▶ **Prompt**:
In the material below, identify each line bearing the word "isotopes". Reproduce those lines.

▶ **Information provided**:
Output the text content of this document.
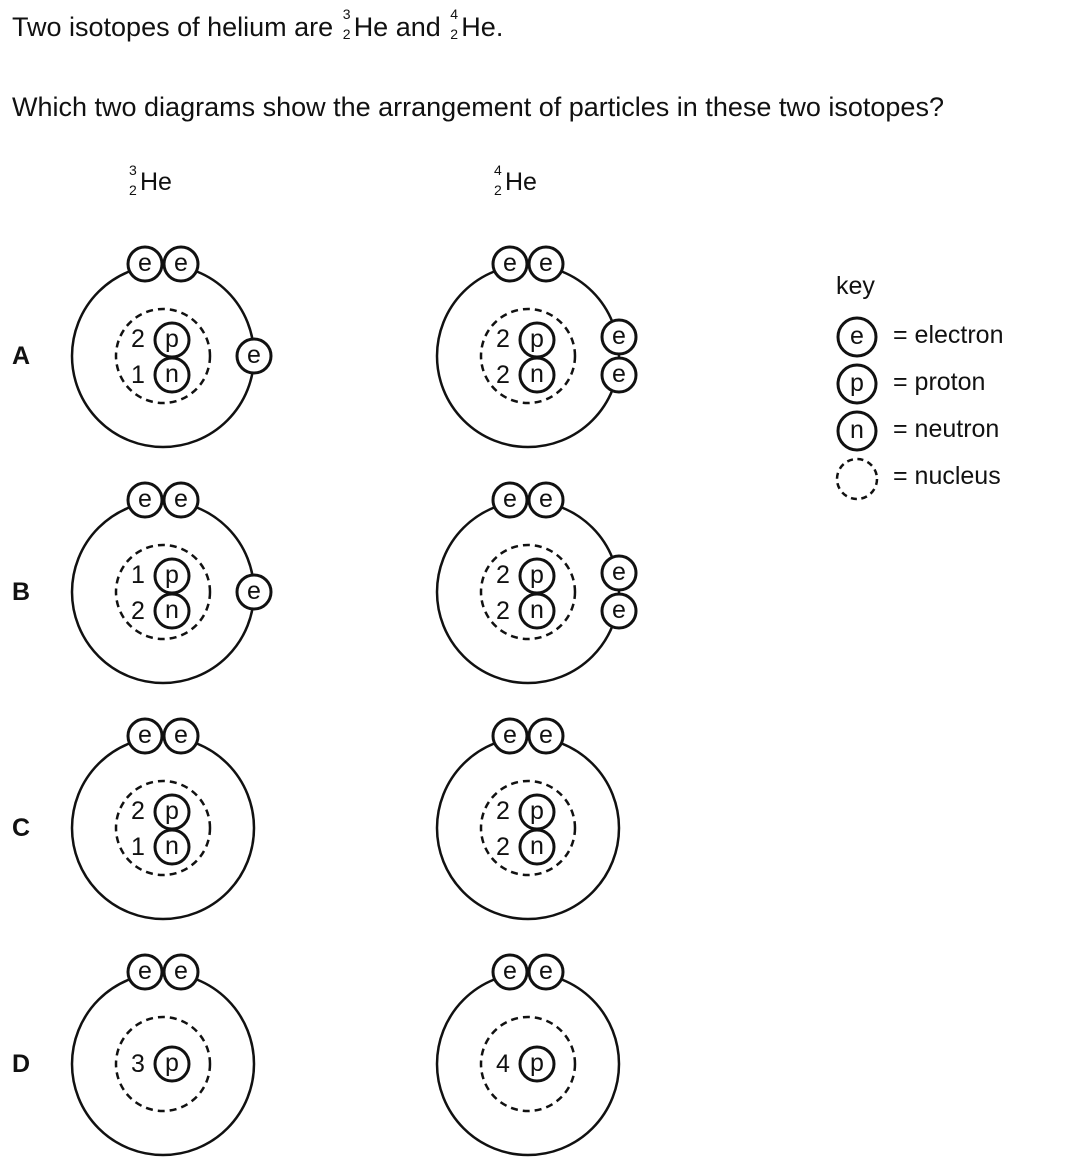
Two isotopes of helium are 3
2 He and 4
2 He.
Which two diagrams show the arrangement of particles in these two isotopes?
3
2 He	4
2 He
A
B
C
D
e e
e
2 p
1 n
e e
e
e
2 p
2 n
e e
e
1 p
2 n
e e
e
e
2 p
2 n
e e
2 p
1 n
e e
2 p
2 n
e e
3 p
e e
4 p
e
p
n
key
= electron
= proton
= neutron
= nucleus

▶ **Reply to the exercise**:
Two isotopes of helium are 3
Which two diagrams show the arrangement of particles in these two isotopes?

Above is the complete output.